DATASET CONTENT:

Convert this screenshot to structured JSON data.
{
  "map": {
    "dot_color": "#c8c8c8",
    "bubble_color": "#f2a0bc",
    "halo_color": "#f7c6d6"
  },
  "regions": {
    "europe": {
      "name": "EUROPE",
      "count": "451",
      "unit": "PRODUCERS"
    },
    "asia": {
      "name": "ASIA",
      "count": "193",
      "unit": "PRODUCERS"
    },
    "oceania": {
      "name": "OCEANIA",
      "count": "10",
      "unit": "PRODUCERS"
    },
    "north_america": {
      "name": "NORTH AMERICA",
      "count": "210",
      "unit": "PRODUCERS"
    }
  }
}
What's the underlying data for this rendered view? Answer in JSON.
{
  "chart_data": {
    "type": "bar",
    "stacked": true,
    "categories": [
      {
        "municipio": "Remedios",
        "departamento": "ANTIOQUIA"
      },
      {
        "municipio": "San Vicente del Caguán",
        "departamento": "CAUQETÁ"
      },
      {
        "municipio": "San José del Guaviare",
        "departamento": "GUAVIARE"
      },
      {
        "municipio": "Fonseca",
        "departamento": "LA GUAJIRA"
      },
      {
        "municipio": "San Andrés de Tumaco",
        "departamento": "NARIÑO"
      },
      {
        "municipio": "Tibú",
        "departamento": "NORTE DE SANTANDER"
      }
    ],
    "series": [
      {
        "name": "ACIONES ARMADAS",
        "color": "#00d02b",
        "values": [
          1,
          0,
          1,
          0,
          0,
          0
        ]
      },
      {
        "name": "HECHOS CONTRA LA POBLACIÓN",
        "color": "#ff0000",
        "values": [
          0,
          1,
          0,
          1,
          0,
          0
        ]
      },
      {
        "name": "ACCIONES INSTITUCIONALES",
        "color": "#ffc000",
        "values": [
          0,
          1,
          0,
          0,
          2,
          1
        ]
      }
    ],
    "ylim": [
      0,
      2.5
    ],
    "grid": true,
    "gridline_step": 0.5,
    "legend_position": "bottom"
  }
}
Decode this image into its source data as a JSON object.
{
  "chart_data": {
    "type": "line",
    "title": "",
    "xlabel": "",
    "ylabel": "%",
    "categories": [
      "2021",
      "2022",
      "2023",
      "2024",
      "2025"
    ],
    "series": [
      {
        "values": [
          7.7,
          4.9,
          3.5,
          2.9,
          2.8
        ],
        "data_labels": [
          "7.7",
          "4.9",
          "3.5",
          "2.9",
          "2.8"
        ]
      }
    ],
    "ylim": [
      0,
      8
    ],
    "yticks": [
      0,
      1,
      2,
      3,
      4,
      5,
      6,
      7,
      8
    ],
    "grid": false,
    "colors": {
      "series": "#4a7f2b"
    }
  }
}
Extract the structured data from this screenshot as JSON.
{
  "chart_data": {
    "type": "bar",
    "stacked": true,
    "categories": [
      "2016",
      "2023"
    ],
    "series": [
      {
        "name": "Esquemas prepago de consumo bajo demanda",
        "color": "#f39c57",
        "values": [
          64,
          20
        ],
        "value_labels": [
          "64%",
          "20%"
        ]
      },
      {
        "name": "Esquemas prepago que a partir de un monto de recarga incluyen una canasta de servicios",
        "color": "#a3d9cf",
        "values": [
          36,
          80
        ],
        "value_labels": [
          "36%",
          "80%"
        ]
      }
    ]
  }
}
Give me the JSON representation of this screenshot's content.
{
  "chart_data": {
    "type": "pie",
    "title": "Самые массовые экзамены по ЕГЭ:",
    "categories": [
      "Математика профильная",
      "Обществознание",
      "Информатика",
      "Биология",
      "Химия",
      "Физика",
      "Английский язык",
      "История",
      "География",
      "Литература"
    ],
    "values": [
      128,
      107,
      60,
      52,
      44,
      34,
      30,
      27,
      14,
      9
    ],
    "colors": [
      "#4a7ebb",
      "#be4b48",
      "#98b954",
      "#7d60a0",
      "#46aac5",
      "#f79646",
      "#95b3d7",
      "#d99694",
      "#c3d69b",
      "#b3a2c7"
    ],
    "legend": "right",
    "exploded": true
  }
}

WHAT IS BEING ASKED:
Reproduce every record above exactly as it appears.

TASK RESULT:
Convert this screenshot to structured JSON data.
{
  "map": {
    "dot_color": "#c8c8c8",
    "bubble_color": "#f2a0bc",
    "halo_color": "#f7c6d6"
  },
  "regions": {
    "europe": {
      "name": "EUROPE",
      "count": "451",
      "unit": "PRODUCERS"
    },
    "asia": {
      "name": "ASIA",
      "count": "193",
      "unit": "PRODUCERS"
    },
    "oceania": {
      "name": "OCEANIA",
      "count": "10",
      "unit": "PRODUCERS"
    },
    "north_america": {
      "name": "NORTH AMERICA",
      "count": "210",
      "unit": "PRODUCERS"
    }
  }
}
What's the underlying data for this rendered view? Answer in JSON.
{
  "chart_data": {
    "type": "bar",
    "stacked": true,
    "categories": [
      {
        "municipio": "Remedios",
        "departamento": "ANTIOQUIA"
      },
      {
        "municipio": "San Vicente del Caguán",
        "departamento": "CAUQETÁ"
      },
      {
        "municipio": "San José del Guaviare",
        "departamento": "GUAVIARE"
      },
      {
        "municipio": "Fonseca",
        "departamento": "LA GUAJIRA"
      },
      {
        "municipio": "San Andrés de Tumaco",
        "departamento": "NARIÑO"
      },
      {
        "municipio": "Tibú",
        "departamento": "NORTE DE SANTANDER"
      }
    ],
    "series": [
      {
        "name": "ACIONES ARMADAS",
        "color": "#00d02b",
        "values": [
          1,
          0,
          1,
          0,
          0,
          0
        ]
      },
      {
        "name": "HECHOS CONTRA LA POBLACIÓN",
        "color": "#ff0000",
        "values": [
          0,
          1,
          0,
          1,
          0,
          0
        ]
      },
      {
        "name": "ACCIONES INSTITUCIONALES",
        "color": "#ffc000",
        "values": [
          0,
          1,
          0,
          0,
          2,
          1
        ]
      }
    ],
    "ylim": [
      0,
      2.5
    ],
    "grid": true,
    "gridline_step": 0.5,
    "legend_position": "bottom"
  }
}
Decode this image into its source data as a JSON object.
{
  "chart_data": {
    "type": "line",
    "title": "",
    "xlabel": "",
    "ylabel": "%",
    "categories": [
      "2021",
      "2022",
      "2023",
      "2024",
      "2025"
    ],
    "series": [
      {
        "values": [
          7.7,
          4.9,
          3.5,
          2.9,
          2.8
        ],
        "data_labels": [
          "7.7",
          "4.9",
          "3.5",
          "2.9",
          "2.8"
        ]
      }
    ],
    "ylim": [
      0,
      8
    ],
    "yticks": [
      0,
      1,
      2,
      3,
      4,
      5,
      6,
      7,
      8
    ],
    "grid": false,
    "colors": {
      "series": "#4a7f2b"
    }
  }
}
Extract the structured data from this screenshot as JSON.
{
  "chart_data": {
    "type": "bar",
    "stacked": true,
    "categories": [
      "2016",
      "2023"
    ],
    "series": [
      {
        "name": "Esquemas prepago de consumo bajo demanda",
        "color": "#f39c57",
        "values": [
          64,
          20
        ],
        "value_labels": [
          "64%",
          "20%"
        ]
      },
      {
        "name": "Esquemas prepago que a partir de un monto de recarga incluyen una canasta de servicios",
        "color": "#a3d9cf",
        "values": [
          36,
          80
        ],
        "value_labels": [
          "36%",
          "80%"
        ]
      }
    ]
  }
}
Give me the JSON representation of this screenshot's content.
{
  "chart_data": {
    "type": "pie",
    "title": "Самые массовые экзамены по ЕГЭ:",
    "categories": [
      "Математика профильная",
      "Обществознание",
      "Информатика",
      "Биология",
      "Химия",
      "Физика",
      "Английский язык",
      "История",
      "География",
      "Литература"
    ],
    "values": [
      128,
      107,
      60,
      52,
      44,
      34,
      30,
      27,
      14,
      9
    ],
    "colors": [
      "#4a7ebb",
      "#be4b48",
      "#98b954",
      "#7d60a0",
      "#46aac5",
      "#f79646",
      "#95b3d7",
      "#d99694",
      "#c3d69b",
      "#b3a2c7"
    ],
    "legend": "right",
    "exploded": true
  }
}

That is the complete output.